Exercise goal:
The records that follow need to be output exactly as they are.

* BEGIN Material provided *

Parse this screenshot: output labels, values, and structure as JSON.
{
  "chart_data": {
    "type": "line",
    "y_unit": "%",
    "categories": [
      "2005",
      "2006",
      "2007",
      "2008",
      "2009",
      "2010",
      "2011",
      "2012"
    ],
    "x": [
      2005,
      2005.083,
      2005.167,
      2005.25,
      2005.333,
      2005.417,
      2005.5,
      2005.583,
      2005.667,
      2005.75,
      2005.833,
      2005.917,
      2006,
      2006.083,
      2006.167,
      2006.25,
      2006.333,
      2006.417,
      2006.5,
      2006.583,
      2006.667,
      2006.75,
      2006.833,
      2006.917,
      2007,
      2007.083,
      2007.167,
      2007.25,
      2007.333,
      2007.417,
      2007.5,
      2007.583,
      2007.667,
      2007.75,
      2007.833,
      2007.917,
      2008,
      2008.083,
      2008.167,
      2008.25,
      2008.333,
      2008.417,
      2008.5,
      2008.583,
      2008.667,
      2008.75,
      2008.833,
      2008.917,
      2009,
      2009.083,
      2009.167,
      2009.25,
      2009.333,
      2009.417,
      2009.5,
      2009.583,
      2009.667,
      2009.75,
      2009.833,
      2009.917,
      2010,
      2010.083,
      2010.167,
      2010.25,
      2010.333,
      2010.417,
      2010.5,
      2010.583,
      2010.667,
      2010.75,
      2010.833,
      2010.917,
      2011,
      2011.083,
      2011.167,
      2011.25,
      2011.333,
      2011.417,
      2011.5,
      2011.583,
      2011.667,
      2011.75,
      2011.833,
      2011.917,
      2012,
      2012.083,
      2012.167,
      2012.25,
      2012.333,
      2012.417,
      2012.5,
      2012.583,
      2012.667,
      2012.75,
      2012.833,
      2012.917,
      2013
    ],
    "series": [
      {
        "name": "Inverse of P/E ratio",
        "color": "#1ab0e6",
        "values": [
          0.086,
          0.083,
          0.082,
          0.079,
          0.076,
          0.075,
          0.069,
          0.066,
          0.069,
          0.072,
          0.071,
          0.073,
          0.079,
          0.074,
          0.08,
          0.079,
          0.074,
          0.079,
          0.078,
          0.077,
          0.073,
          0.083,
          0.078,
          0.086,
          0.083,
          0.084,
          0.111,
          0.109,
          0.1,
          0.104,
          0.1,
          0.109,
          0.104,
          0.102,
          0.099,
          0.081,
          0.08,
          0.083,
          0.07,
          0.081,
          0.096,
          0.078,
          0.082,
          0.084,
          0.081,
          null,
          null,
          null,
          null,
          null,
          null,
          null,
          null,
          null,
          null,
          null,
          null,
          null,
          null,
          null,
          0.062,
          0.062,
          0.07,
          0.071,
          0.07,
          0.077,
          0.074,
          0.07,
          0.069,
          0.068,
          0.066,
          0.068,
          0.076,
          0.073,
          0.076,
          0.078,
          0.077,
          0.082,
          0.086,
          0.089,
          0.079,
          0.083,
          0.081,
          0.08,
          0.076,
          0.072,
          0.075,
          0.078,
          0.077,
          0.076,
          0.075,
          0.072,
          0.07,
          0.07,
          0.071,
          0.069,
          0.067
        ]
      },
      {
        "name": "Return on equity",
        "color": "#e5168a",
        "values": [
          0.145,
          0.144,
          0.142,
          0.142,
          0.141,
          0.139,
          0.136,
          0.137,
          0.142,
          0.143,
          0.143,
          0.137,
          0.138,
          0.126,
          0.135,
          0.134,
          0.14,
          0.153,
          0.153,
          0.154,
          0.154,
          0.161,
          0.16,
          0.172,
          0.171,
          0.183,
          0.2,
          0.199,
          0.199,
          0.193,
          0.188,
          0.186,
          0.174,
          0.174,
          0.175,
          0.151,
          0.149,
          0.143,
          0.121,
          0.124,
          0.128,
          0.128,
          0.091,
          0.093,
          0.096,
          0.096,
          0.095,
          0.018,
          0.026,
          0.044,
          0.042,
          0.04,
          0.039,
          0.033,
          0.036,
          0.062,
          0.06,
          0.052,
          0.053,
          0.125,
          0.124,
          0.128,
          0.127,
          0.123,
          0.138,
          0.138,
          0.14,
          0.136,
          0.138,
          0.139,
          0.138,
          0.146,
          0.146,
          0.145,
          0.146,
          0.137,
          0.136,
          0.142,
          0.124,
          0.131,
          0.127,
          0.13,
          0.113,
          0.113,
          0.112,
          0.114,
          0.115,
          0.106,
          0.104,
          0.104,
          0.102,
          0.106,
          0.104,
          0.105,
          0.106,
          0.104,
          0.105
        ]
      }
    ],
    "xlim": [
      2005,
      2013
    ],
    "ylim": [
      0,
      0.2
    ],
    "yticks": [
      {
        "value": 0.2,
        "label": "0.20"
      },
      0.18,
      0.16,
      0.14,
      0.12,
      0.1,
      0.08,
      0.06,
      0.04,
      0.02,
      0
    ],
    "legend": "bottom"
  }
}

* END Material provided *

Output below:
Parse this screenshot: output labels, values, and structure as JSON.
{
  "chart_data": {
    "type": "line",
    "y_unit": "%",
    "categories": [
      "2005",
      "2006",
      "2007",
      "2008",
      "2009",
      "2010",
      "2011",
      "2012"
    ],
    "x": [
      2005,
      2005.083,
      2005.167,
      2005.25,
      2005.333,
      2005.417,
      2005.5,
      2005.583,
      2005.667,
      2005.75,
      2005.833,
      2005.917,
      2006,
      2006.083,
      2006.167,
      2006.25,
      2006.333,
      2006.417,
      2006.5,
      2006.583,
      2006.667,
      2006.75,
      2006.833,
      2006.917,
      2007,
      2007.083,
      2007.167,
      2007.25,
      2007.333,
      2007.417,
      2007.5,
      2007.583,
      2007.667,
      2007.75,
      2007.833,
      2007.917,
      2008,
      2008.083,
      2008.167,
      2008.25,
      2008.333,
      2008.417,
      2008.5,
      2008.583,
      2008.667,
      2008.75,
      2008.833,
      2008.917,
      2009,
      2009.083,
      2009.167,
      2009.25,
      2009.333,
      2009.417,
      2009.5,
      2009.583,
      2009.667,
      2009.75,
      2009.833,
      2009.917,
      2010,
      2010.083,
      2010.167,
      2010.25,
      2010.333,
      2010.417,
      2010.5,
      2010.583,
      2010.667,
      2010.75,
      2010.833,
      2010.917,
      2011,
      2011.083,
      2011.167,
      2011.25,
      2011.333,
      2011.417,
      2011.5,
      2011.583,
      2011.667,
      2011.75,
      2011.833,
      2011.917,
      2012,
      2012.083,
      2012.167,
      2012.25,
      2012.333,
      2012.417,
      2012.5,
      2012.583,
      2012.667,
      2012.75,
      2012.833,
      2012.917,
      2013
    ],
    "series": [
      {
        "name": "Inverse of P/E ratio",
        "color": "#1ab0e6",
        "values": [
          0.086,
          0.083,
          0.082,
          0.079,
          0.076,
          0.075,
          0.069,
          0.066,
          0.069,
          0.072,
          0.071,
          0.073,
          0.079,
          0.074,
          0.08,
          0.079,
          0.074,
          0.079,
          0.078,
          0.077,
          0.073,
          0.083,
          0.078,
          0.086,
          0.083,
          0.084,
          0.111,
          0.109,
          0.1,
          0.104,
          0.1,
          0.109,
          0.104,
          0.102,
          0.099,
          0.081,
          0.08,
          0.083,
          0.07,
          0.081,
          0.096,
          0.078,
          0.082,
          0.084,
          0.081,
          null,
          null,
          null,
          null,
          null,
          null,
          null,
          null,
          null,
          null,
          null,
          null,
          null,
          null,
          null,
          0.062,
          0.062,
          0.07,
          0.071,
          0.07,
          0.077,
          0.074,
          0.07,
          0.069,
          0.068,
          0.066,
          0.068,
          0.076,
          0.073,
          0.076,
          0.078,
          0.077,
          0.082,
          0.086,
          0.089,
          0.079,
          0.083,
          0.081,
          0.08,
          0.076,
          0.072,
          0.075,
          0.078,
          0.077,
          0.076,
          0.075,
          0.072,
          0.07,
          0.07,
          0.071,
          0.069,
          0.067
        ]
      },
      {
        "name": "Return on equity",
        "color": "#e5168a",
        "values": [
          0.145,
          0.144,
          0.142,
          0.142,
          0.141,
          0.139,
          0.136,
          0.137,
          0.142,
          0.143,
          0.143,
          0.137,
          0.138,
          0.126,
          0.135,
          0.134,
          0.14,
          0.153,
          0.153,
          0.154,
          0.154,
          0.161,
          0.16,
          0.172,
          0.171,
          0.183,
          0.2,
          0.199,
          0.199,
          0.193,
          0.188,
          0.186,
          0.174,
          0.174,
          0.175,
          0.151,
          0.149,
          0.143,
          0.121,
          0.124,
          0.128,
          0.128,
          0.091,
          0.093,
          0.096,
          0.096,
          0.095,
          0.018,
          0.026,
          0.044,
          0.042,
          0.04,
          0.039,
          0.033,
          0.036,
          0.062,
          0.06,
          0.052,
          0.053,
          0.125,
          0.124,
          0.128,
          0.127,
          0.123,
          0.138,
          0.138,
          0.14,
          0.136,
          0.138,
          0.139,
          0.138,
          0.146,
          0.146,
          0.145,
          0.146,
          0.137,
          0.136,
          0.142,
          0.124,
          0.131,
          0.127,
          0.13,
          0.113,
          0.113,
          0.112,
          0.114,
          0.115,
          0.106,
          0.104,
          0.104,
          0.102,
          0.106,
          0.104,
          0.105,
          0.106,
          0.104,
          0.105
        ]
      }
    ],
    "xlim": [
      2005,
      2013
    ],
    "ylim": [
      0,
      0.2
    ],
    "yticks": [
      {
        "value": 0.2,
        "label": "0.20"
      },
      0.18,
      0.16,
      0.14,
      0.12,
      0.1,
      0.08,
      0.06,
      0.04,
      0.02,
      0
    ],
    "legend": "bottom"
  }
}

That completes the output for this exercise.